Data items:
--- Begin ---

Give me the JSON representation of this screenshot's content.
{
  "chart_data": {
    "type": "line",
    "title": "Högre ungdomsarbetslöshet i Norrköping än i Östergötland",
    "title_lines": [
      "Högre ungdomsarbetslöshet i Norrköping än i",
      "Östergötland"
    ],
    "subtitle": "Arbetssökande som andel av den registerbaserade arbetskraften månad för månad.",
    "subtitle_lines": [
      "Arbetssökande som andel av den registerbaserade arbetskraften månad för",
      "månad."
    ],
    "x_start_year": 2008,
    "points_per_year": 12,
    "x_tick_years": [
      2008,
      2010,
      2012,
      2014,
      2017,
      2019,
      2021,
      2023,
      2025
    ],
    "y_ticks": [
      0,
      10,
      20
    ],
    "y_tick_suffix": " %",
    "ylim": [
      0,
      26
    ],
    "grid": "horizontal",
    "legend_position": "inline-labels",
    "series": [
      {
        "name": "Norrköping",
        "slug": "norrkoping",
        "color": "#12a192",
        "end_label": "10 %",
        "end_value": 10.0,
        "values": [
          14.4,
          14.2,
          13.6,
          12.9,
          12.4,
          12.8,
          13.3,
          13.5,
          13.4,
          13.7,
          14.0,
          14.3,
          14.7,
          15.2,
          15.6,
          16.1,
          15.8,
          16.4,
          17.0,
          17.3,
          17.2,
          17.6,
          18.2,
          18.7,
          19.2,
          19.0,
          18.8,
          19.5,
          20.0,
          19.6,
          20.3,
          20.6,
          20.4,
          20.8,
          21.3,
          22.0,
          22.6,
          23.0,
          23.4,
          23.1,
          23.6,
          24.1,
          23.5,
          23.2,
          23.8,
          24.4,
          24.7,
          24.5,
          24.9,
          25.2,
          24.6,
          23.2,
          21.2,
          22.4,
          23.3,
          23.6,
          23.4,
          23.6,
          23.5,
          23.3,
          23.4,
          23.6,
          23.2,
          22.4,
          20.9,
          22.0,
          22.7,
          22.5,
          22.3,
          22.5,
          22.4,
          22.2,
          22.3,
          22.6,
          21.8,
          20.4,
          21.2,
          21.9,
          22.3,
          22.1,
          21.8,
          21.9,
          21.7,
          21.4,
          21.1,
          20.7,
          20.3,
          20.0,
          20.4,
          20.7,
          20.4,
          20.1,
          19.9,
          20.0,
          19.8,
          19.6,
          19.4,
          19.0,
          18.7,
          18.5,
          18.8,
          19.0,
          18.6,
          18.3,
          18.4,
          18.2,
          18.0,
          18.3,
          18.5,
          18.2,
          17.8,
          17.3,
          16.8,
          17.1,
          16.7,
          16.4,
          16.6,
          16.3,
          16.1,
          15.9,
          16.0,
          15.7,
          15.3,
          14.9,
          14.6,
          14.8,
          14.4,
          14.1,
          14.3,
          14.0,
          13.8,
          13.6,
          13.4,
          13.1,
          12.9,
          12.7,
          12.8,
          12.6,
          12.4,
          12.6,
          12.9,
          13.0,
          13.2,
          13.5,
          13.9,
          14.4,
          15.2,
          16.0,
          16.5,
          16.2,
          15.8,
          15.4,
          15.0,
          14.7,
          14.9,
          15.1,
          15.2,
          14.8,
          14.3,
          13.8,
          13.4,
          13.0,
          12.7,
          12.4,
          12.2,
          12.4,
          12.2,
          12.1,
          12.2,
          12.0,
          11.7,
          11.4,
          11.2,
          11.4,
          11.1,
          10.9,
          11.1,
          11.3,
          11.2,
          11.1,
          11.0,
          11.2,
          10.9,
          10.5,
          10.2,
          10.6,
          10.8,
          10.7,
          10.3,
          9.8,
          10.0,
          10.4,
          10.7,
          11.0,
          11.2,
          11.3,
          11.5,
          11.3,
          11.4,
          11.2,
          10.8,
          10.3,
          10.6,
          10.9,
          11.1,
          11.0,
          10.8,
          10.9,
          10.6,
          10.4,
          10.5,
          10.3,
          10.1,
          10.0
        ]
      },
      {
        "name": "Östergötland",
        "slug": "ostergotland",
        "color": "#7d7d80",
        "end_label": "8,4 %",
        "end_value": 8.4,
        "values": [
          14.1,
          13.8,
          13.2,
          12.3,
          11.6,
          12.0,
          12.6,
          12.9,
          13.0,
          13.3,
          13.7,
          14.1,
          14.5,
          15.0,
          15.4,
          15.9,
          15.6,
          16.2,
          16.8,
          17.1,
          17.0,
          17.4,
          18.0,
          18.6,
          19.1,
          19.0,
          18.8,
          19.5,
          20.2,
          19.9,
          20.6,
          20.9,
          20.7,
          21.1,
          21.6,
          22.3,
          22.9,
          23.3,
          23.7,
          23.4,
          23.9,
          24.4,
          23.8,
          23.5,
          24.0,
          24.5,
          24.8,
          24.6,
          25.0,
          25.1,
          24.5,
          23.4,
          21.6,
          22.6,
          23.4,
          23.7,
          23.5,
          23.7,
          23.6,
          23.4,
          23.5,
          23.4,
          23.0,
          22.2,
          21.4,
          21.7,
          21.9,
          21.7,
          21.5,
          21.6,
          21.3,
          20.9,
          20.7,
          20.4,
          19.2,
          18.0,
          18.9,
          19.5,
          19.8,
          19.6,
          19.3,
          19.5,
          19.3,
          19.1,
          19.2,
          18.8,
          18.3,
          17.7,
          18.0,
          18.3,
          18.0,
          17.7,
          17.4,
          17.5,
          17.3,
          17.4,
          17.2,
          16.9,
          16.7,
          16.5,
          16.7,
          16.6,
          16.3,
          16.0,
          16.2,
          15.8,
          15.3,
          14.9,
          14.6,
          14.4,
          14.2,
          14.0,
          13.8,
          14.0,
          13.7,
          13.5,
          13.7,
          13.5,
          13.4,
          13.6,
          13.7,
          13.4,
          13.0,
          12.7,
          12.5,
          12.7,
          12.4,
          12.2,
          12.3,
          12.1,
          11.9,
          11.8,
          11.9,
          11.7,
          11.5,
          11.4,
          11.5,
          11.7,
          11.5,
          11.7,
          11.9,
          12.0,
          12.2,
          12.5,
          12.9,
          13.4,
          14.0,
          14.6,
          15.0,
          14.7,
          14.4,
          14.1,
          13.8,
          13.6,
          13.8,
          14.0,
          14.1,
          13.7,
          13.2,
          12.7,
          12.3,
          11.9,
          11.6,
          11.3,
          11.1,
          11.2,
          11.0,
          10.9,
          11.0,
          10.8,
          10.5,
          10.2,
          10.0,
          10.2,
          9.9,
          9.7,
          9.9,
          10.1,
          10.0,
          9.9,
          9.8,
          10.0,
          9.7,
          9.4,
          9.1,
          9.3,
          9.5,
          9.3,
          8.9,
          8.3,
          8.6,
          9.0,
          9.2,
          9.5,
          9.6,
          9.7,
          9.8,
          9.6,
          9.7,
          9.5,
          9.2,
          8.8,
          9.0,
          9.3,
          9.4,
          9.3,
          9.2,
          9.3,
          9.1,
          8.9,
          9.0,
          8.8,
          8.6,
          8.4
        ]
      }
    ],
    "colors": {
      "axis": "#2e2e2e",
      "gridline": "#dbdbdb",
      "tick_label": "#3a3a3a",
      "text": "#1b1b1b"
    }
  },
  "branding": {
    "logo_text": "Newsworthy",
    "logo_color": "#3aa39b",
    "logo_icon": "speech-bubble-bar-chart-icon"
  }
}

--- End ---

### The problem
Extract all of the data shown above and repeat it verbatim.

### Exercise output
Give me the JSON representation of this screenshot's content.
{
  "chart_data": {
    "type": "line",
    "title": "Högre ungdomsarbetslöshet i Norrköping än i Östergötland",
    "title_lines": [
      "Högre ungdomsarbetslöshet i Norrköping än i",
      "Östergötland"
    ],
    "subtitle": "Arbetssökande som andel av den registerbaserade arbetskraften månad för månad.",
    "subtitle_lines": [
      "Arbetssökande som andel av den registerbaserade arbetskraften månad för",
      "månad."
    ],
    "x_start_year": 2008,
    "points_per_year": 12,
    "x_tick_years": [
      2008,
      2010,
      2012,
      2014,
      2017,
      2019,
      2021,
      2023,
      2025
    ],
    "y_ticks": [
      0,
      10,
      20
    ],
    "y_tick_suffix": " %",
    "ylim": [
      0,
      26
    ],
    "grid": "horizontal",
    "legend_position": "inline-labels",
    "series": [
      {
        "name": "Norrköping",
        "slug": "norrkoping",
        "color": "#12a192",
        "end_label": "10 %",
        "end_value": 10.0,
        "values": [
          14.4,
          14.2,
          13.6,
          12.9,
          12.4,
          12.8,
          13.3,
          13.5,
          13.4,
          13.7,
          14.0,
          14.3,
          14.7,
          15.2,
          15.6,
          16.1,
          15.8,
          16.4,
          17.0,
          17.3,
          17.2,
          17.6,
          18.2,
          18.7,
          19.2,
          19.0,
          18.8,
          19.5,
          20.0,
          19.6,
          20.3,
          20.6,
          20.4,
          20.8,
          21.3,
          22.0,
          22.6,
          23.0,
          23.4,
          23.1,
          23.6,
          24.1,
          23.5,
          23.2,
          23.8,
          24.4,
          24.7,
          24.5,
          24.9,
          25.2,
          24.6,
          23.2,
          21.2,
          22.4,
          23.3,
          23.6,
          23.4,
          23.6,
          23.5,
          23.3,
          23.4,
          23.6,
          23.2,
          22.4,
          20.9,
          22.0,
          22.7,
          22.5,
          22.3,
          22.5,
          22.4,
          22.2,
          22.3,
          22.6,
          21.8,
          20.4,
          21.2,
          21.9,
          22.3,
          22.1,
          21.8,
          21.9,
          21.7,
          21.4,
          21.1,
          20.7,
          20.3,
          20.0,
          20.4,
          20.7,
          20.4,
          20.1,
          19.9,
          20.0,
          19.8,
          19.6,
          19.4,
          19.0,
          18.7,
          18.5,
          18.8,
          19.0,
          18.6,
          18.3,
          18.4,
          18.2,
          18.0,
          18.3,
          18.5,
          18.2,
          17.8,
          17.3,
          16.8,
          17.1,
          16.7,
          16.4,
          16.6,
          16.3,
          16.1,
          15.9,
          16.0,
          15.7,
          15.3,
          14.9,
          14.6,
          14.8,
          14.4,
          14.1,
          14.3,
          14.0,
          13.8,
          13.6,
          13.4,
          13.1,
          12.9,
          12.7,
          12.8,
          12.6,
          12.4,
          12.6,
          12.9,
          13.0,
          13.2,
          13.5,
          13.9,
          14.4,
          15.2,
          16.0,
          16.5,
          16.2,
          15.8,
          15.4,
          15.0,
          14.7,
          14.9,
          15.1,
          15.2,
          14.8,
          14.3,
          13.8,
          13.4,
          13.0,
          12.7,
          12.4,
          12.2,
          12.4,
          12.2,
          12.1,
          12.2,
          12.0,
          11.7,
          11.4,
          11.2,
          11.4,
          11.1,
          10.9,
          11.1,
          11.3,
          11.2,
          11.1,
          11.0,
          11.2,
          10.9,
          10.5,
          10.2,
          10.6,
          10.8,
          10.7,
          10.3,
          9.8,
          10.0,
          10.4,
          10.7,
          11.0,
          11.2,
          11.3,
          11.5,
          11.3,
          11.4,
          11.2,
          10.8,
          10.3,
          10.6,
          10.9,
          11.1,
          11.0,
          10.8,
          10.9,
          10.6,
          10.4,
          10.5,
          10.3,
          10.1,
          10.0
        ]
      },
      {
        "name": "Östergötland",
        "slug": "ostergotland",
        "color": "#7d7d80",
        "end_label": "8,4 %",
        "end_value": 8.4,
        "values": [
          14.1,
          13.8,
          13.2,
          12.3,
          11.6,
          12.0,
          12.6,
          12.9,
          13.0,
          13.3,
          13.7,
          14.1,
          14.5,
          15.0,
          15.4,
          15.9,
          15.6,
          16.2,
          16.8,
          17.1,
          17.0,
          17.4,
          18.0,
          18.6,
          19.1,
          19.0,
          18.8,
          19.5,
          20.2,
          19.9,
          20.6,
          20.9,
          20.7,
          21.1,
          21.6,
          22.3,
          22.9,
          23.3,
          23.7,
          23.4,
          23.9,
          24.4,
          23.8,
          23.5,
          24.0,
          24.5,
          24.8,
          24.6,
          25.0,
          25.1,
          24.5,
          23.4,
          21.6,
          22.6,
          23.4,
          23.7,
          23.5,
          23.7,
          23.6,
          23.4,
          23.5,
          23.4,
          23.0,
          22.2,
          21.4,
          21.7,
          21.9,
          21.7,
          21.5,
          21.6,
          21.3,
          20.9,
          20.7,
          20.4,
          19.2,
          18.0,
          18.9,
          19.5,
          19.8,
          19.6,
          19.3,
          19.5,
          19.3,
          19.1,
          19.2,
          18.8,
          18.3,
          17.7,
          18.0,
          18.3,
          18.0,
          17.7,
          17.4,
          17.5,
          17.3,
          17.4,
          17.2,
          16.9,
          16.7,
          16.5,
          16.7,
          16.6,
          16.3,
          16.0,
          16.2,
          15.8,
          15.3,
          14.9,
          14.6,
          14.4,
          14.2,
          14.0,
          13.8,
          14.0,
          13.7,
          13.5,
          13.7,
          13.5,
          13.4,
          13.6,
          13.7,
          13.4,
          13.0,
          12.7,
          12.5,
          12.7,
          12.4,
          12.2,
          12.3,
          12.1,
          11.9,
          11.8,
          11.9,
          11.7,
          11.5,
          11.4,
          11.5,
          11.7,
          11.5,
          11.7,
          11.9,
          12.0,
          12.2,
          12.5,
          12.9,
          13.4,
          14.0,
          14.6,
          15.0,
          14.7,
          14.4,
          14.1,
          13.8,
          13.6,
          13.8,
          14.0,
          14.1,
          13.7,
          13.2,
          12.7,
          12.3,
          11.9,
          11.6,
          11.3,
          11.1,
          11.2,
          11.0,
          10.9,
          11.0,
          10.8,
          10.5,
          10.2,
          10.0,
          10.2,
          9.9,
          9.7,
          9.9,
          10.1,
          10.0,
          9.9,
          9.8,
          10.0,
          9.7,
          9.4,
          9.1,
          9.3,
          9.5,
          9.3,
          8.9,
          8.3,
          8.6,
          9.0,
          9.2,
          9.5,
          9.6,
          9.7,
          9.8,
          9.6,
          9.7,
          9.5,
          9.2,
          8.8,
          9.0,
          9.3,
          9.4,
          9.3,
          9.2,
          9.3,
          9.1,
          8.9,
          9.0,
          8.8,
          8.6,
          8.4
        ]
      }
    ],
    "colors": {
      "axis": "#2e2e2e",
      "gridline": "#dbdbdb",
      "tick_label": "#3a3a3a",
      "text": "#1b1b1b"
    }
  },
  "branding": {
    "logo_text": "Newsworthy",
    "logo_color": "#3aa39b",
    "logo_icon": "speech-bubble-bar-chart-icon"
  }
}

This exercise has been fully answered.